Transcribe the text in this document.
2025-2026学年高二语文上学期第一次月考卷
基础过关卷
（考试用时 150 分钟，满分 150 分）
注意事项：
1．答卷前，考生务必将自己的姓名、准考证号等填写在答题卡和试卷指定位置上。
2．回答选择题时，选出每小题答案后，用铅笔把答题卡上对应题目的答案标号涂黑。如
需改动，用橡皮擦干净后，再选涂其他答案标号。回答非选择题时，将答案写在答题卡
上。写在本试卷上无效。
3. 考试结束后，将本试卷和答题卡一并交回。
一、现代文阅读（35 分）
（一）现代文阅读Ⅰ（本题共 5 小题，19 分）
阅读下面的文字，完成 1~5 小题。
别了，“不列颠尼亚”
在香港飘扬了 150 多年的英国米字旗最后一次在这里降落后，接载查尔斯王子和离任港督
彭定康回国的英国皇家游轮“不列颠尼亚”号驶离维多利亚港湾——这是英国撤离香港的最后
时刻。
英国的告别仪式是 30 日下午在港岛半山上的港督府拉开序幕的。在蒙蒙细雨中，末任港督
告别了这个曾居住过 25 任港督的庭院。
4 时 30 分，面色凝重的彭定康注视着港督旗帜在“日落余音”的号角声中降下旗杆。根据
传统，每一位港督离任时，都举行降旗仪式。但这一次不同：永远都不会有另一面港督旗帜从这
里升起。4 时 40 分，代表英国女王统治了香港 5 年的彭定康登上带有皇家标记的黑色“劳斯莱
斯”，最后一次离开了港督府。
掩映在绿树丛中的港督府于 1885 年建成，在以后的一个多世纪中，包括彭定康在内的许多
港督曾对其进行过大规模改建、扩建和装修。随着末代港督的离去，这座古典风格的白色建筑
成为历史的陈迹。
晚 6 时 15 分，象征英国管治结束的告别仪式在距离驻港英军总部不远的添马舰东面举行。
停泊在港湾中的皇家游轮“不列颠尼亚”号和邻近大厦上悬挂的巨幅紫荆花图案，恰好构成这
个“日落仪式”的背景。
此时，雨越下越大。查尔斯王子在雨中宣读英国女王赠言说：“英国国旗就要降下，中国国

§ EXERCISE BRIEF: Reproduce the material in full, with no word added or dropped.

§ TASK ANSWER:
Transcribe the text in this document.
2025-2026学年高二语文上学期第一次月考卷
基础过关卷
（考试用时 150 分钟，满分 150 分）
注意事项：
1．答卷前，考生务必将自己的姓名、准考证号等填写在答题卡和试卷指定位置上。
2．回答选择题时，选出每小题答案后，用铅笔把答题卡上对应题目的答案标号涂黑。如
需改动，用橡皮擦干净后，再选涂其他答案标号。回答非选择题时，将答案写在答题卡
上。写在本试卷上无效。
3. 考试结束后，将本试卷和答题卡一并交回。
一、现代文阅读（35 分）
（一）现代文阅读Ⅰ（本题共 5 小题，19 分）
阅读下面的文字，完成 1~5 小题。
别了，“不列颠尼亚”
在香港飘扬了 150 多年的英国米字旗最后一次在这里降落后，接载查尔斯王子和离任港督
彭定康回国的英国皇家游轮“不列颠尼亚”号驶离维多利亚港湾——这是英国撤离香港的最后
时刻。
英国的告别仪式是 30 日下午在港岛半山上的港督府拉开序幕的。在蒙蒙细雨中，末任港督
告别了这个曾居住过 25 任港督的庭院。
4 时 30 分，面色凝重的彭定康注视着港督旗帜在“日落余音”的号角声中降下旗杆。根据
传统，每一位港督离任时，都举行降旗仪式。但这一次不同：永远都不会有另一面港督旗帜从这
里升起。4 时 40 分，代表英国女王统治了香港 5 年的彭定康登上带有皇家标记的黑色“劳斯莱
斯”，最后一次离开了港督府。
掩映在绿树丛中的港督府于 1885 年建成，在以后的一个多世纪中，包括彭定康在内的许多
港督曾对其进行过大规模改建、扩建和装修。随着末代港督的离去，这座古典风格的白色建筑
成为历史的陈迹。
晚 6 时 15 分，象征英国管治结束的告别仪式在距离驻港英军总部不远的添马舰东面举行。
停泊在港湾中的皇家游轮“不列颠尼亚”号和邻近大厦上悬挂的巨幅紫荆花图案，恰好构成这
个“日落仪式”的背景。
此时，雨越下越大。查尔斯王子在雨中宣读英国女王赠言说：“英国国旗就要降下，中国国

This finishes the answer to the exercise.